● Supplied material:
◇ ◇ ◇ ◇ ◇ ◇ ◇
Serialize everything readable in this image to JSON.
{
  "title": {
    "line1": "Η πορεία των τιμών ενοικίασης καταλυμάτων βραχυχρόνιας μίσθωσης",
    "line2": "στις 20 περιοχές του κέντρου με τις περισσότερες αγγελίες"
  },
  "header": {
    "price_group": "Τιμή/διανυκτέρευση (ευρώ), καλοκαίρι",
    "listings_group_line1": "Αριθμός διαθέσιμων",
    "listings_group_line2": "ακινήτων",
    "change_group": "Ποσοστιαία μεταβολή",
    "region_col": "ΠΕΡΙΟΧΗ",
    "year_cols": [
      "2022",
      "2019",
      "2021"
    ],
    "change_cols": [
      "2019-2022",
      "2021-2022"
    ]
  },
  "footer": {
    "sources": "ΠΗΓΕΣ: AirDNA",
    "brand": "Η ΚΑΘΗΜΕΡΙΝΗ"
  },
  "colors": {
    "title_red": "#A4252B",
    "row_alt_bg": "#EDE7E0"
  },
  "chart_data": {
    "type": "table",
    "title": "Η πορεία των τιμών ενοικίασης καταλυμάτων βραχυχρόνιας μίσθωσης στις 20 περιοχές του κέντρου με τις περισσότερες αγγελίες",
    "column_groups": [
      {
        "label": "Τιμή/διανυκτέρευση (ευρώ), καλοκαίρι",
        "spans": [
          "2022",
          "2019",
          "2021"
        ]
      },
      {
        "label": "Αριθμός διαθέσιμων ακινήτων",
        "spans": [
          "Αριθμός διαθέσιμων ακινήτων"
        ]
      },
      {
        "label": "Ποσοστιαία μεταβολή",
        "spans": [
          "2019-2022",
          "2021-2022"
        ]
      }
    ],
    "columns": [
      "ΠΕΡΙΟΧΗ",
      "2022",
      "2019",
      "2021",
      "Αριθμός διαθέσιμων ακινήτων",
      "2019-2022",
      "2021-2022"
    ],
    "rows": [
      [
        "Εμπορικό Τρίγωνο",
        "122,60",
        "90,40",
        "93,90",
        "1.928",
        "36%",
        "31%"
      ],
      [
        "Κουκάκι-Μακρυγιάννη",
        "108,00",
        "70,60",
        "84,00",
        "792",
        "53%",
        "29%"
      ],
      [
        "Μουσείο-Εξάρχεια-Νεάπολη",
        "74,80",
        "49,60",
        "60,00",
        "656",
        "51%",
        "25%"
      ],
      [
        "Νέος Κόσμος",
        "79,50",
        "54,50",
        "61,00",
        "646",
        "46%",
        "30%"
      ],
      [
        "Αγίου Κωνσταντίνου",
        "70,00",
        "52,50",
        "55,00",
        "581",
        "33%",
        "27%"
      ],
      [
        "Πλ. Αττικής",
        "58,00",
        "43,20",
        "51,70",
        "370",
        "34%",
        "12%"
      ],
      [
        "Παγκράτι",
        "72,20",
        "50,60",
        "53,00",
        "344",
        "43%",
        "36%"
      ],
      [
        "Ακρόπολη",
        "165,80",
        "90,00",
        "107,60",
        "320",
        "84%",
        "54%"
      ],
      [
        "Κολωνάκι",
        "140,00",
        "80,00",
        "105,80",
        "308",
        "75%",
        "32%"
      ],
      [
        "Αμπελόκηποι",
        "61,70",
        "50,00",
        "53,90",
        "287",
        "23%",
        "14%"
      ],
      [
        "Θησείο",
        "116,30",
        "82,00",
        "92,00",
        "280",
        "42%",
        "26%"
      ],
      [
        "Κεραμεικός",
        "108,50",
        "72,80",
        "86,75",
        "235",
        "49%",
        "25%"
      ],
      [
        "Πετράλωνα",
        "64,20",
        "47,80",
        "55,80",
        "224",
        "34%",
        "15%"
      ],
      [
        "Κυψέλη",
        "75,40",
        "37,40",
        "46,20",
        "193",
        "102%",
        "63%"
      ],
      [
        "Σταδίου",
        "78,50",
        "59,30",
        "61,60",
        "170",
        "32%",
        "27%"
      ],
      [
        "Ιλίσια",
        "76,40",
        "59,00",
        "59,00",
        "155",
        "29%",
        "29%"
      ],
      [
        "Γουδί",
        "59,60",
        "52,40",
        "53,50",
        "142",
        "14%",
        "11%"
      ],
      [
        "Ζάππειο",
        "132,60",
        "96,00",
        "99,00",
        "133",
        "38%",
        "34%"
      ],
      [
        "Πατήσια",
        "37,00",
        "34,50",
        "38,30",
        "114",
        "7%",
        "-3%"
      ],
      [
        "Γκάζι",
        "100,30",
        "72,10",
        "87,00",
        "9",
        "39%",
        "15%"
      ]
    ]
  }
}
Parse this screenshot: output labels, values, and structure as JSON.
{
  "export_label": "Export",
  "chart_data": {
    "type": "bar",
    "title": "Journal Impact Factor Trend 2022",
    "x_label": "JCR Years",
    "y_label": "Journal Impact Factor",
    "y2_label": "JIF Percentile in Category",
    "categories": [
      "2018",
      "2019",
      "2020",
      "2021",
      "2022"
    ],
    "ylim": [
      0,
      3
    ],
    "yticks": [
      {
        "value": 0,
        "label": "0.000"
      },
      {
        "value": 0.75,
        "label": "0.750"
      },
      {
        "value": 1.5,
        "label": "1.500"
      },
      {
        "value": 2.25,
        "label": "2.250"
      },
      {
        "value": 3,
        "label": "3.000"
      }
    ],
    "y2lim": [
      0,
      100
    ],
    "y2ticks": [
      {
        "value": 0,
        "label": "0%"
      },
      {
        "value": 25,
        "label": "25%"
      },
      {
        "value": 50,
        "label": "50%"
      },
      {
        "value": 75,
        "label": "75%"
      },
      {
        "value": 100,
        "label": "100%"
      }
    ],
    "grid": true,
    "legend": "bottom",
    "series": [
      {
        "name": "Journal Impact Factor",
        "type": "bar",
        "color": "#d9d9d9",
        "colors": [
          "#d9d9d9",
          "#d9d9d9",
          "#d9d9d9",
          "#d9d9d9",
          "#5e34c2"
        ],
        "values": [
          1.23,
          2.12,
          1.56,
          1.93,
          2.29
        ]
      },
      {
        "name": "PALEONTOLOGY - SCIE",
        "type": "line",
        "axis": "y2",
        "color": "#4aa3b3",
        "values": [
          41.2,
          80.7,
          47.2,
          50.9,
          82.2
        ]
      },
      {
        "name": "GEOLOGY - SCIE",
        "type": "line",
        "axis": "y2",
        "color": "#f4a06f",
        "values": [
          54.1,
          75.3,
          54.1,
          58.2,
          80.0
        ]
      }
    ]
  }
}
◇ ◇ ◇ ◇ ◇ ◇ ◇
Reproduce the records above exactly as they appear.

● In response:
Serialize everything readable in this image to JSON.
{
  "title": {
    "line1": "Η πορεία των τιμών ενοικίασης καταλυμάτων βραχυχρόνιας μίσθωσης",
    "line2": "στις 20 περιοχές του κέντρου με τις περισσότερες αγγελίες"
  },
  "header": {
    "price_group": "Τιμή/διανυκτέρευση (ευρώ), καλοκαίρι",
    "listings_group_line1": "Αριθμός διαθέσιμων",
    "listings_group_line2": "ακινήτων",
    "change_group": "Ποσοστιαία μεταβολή",
    "region_col": "ΠΕΡΙΟΧΗ",
    "year_cols": [
      "2022",
      "2019",
      "2021"
    ],
    "change_cols": [
      "2019-2022",
      "2021-2022"
    ]
  },
  "footer": {
    "sources": "ΠΗΓΕΣ: AirDNA",
    "brand": "Η ΚΑΘΗΜΕΡΙΝΗ"
  },
  "colors": {
    "title_red": "#A4252B",
    "row_alt_bg": "#EDE7E0"
  },
  "chart_data": {
    "type": "table",
    "title": "Η πορεία των τιμών ενοικίασης καταλυμάτων βραχυχρόνιας μίσθωσης στις 20 περιοχές του κέντρου με τις περισσότερες αγγελίες",
    "column_groups": [
      {
        "label": "Τιμή/διανυκτέρευση (ευρώ), καλοκαίρι",
        "spans": [
          "2022",
          "2019",
          "2021"
        ]
      },
      {
        "label": "Αριθμός διαθέσιμων ακινήτων",
        "spans": [
          "Αριθμός διαθέσιμων ακινήτων"
        ]
      },
      {
        "label": "Ποσοστιαία μεταβολή",
        "spans": [
          "2019-2022",
          "2021-2022"
        ]
      }
    ],
    "columns": [
      "ΠΕΡΙΟΧΗ",
      "2022",
      "2019",
      "2021",
      "Αριθμός διαθέσιμων ακινήτων",
      "2019-2022",
      "2021-2022"
    ],
    "rows": [
      [
        "Εμπορικό Τρίγωνο",
        "122,60",
        "90,40",
        "93,90",
        "1.928",
        "36%",
        "31%"
      ],
      [
        "Κουκάκι-Μακρυγιάννη",
        "108,00",
        "70,60",
        "84,00",
        "792",
        "53%",
        "29%"
      ],
      [
        "Μουσείο-Εξάρχεια-Νεάπολη",
        "74,80",
        "49,60",
        "60,00",
        "656",
        "51%",
        "25%"
      ],
      [
        "Νέος Κόσμος",
        "79,50",
        "54,50",
        "61,00",
        "646",
        "46%",
        "30%"
      ],
      [
        "Αγίου Κωνσταντίνου",
        "70,00",
        "52,50",
        "55,00",
        "581",
        "33%",
        "27%"
      ],
      [
        "Πλ. Αττικής",
        "58,00",
        "43,20",
        "51,70",
        "370",
        "34%",
        "12%"
      ],
      [
        "Παγκράτι",
        "72,20",
        "50,60",
        "53,00",
        "344",
        "43%",
        "36%"
      ],
      [
        "Ακρόπολη",
        "165,80",
        "90,00",
        "107,60",
        "320",
        "84%",
        "54%"
      ],
      [
        "Κολωνάκι",
        "140,00",
        "80,00",
        "105,80",
        "308",
        "75%",
        "32%"
      ],
      [
        "Αμπελόκηποι",
        "61,70",
        "50,00",
        "53,90",
        "287",
        "23%",
        "14%"
      ],
      [
        "Θησείο",
        "116,30",
        "82,00",
        "92,00",
        "280",
        "42%",
        "26%"
      ],
      [
        "Κεραμεικός",
        "108,50",
        "72,80",
        "86,75",
        "235",
        "49%",
        "25%"
      ],
      [
        "Πετράλωνα",
        "64,20",
        "47,80",
        "55,80",
        "224",
        "34%",
        "15%"
      ],
      [
        "Κυψέλη",
        "75,40",
        "37,40",
        "46,20",
        "193",
        "102%",
        "63%"
      ],
      [
        "Σταδίου",
        "78,50",
        "59,30",
        "61,60",
        "170",
        "32%",
        "27%"
      ],
      [
        "Ιλίσια",
        "76,40",
        "59,00",
        "59,00",
        "155",
        "29%",
        "29%"
      ],
      [
        "Γουδί",
        "59,60",
        "52,40",
        "53,50",
        "142",
        "14%",
        "11%"
      ],
      [
        "Ζάππειο",
        "132,60",
        "96,00",
        "99,00",
        "133",
        "38%",
        "34%"
      ],
      [
        "Πατήσια",
        "37,00",
        "34,50",
        "38,30",
        "114",
        "7%",
        "-3%"
      ],
      [
        "Γκάζι",
        "100,30",
        "72,10",
        "87,00",
        "9",
        "39%",
        "15%"
      ]
    ]
  }
}
Parse this screenshot: output labels, values, and structure as JSON.
{
  "export_label": "Export",
  "chart_data": {
    "type": "bar",
    "title": "Journal Impact Factor Trend 2022",
    "x_label": "JCR Years",
    "y_label": "Journal Impact Factor",
    "y2_label": "JIF Percentile in Category",
    "categories": [
      "2018",
      "2019",
      "2020",
      "2021",
      "2022"
    ],
    "ylim": [
      0,
      3
    ],
    "yticks": [
      {
        "value": 0,
        "label": "0.000"
      },
      {
        "value": 0.75,
        "label": "0.750"
      },
      {
        "value": 1.5,
        "label": "1.500"
      },
      {
        "value": 2.25,
        "label": "2.250"
      },
      {
        "value": 3,
        "label": "3.000"
      }
    ],
    "y2lim": [
      0,
      100
    ],
    "y2ticks": [
      {
        "value": 0,
        "label": "0%"
      },
      {
        "value": 25,
        "label": "25%"
      },
      {
        "value": 50,
        "label": "50%"
      },
      {
        "value": 75,
        "label": "75%"
      },
      {
        "value": 100,
        "label": "100%"
      }
    ],
    "grid": true,
    "legend": "bottom",
    "series": [
      {
        "name": "Journal Impact Factor",
        "type": "bar",
        "color": "#d9d9d9",
        "colors": [
          "#d9d9d9",
          "#d9d9d9",
          "#d9d9d9",
          "#d9d9d9",
          "#5e34c2"
        ],
        "values": [
          1.23,
          2.12,
          1.56,
          1.93,
          2.29
        ]
      },
      {
        "name": "PALEONTOLOGY - SCIE",
        "type": "line",
        "axis": "y2",
        "color": "#4aa3b3",
        "values": [
          41.2,
          80.7,
          47.2,
          50.9,
          82.2
        ]
      },
      {
        "name": "GEOLOGY - SCIE",
        "type": "line",
        "axis": "y2",
        "color": "#f4a06f",
        "values": [
          54.1,
          75.3,
          54.1,
          58.2,
          80.0
        ]
      }
    ]
  }
}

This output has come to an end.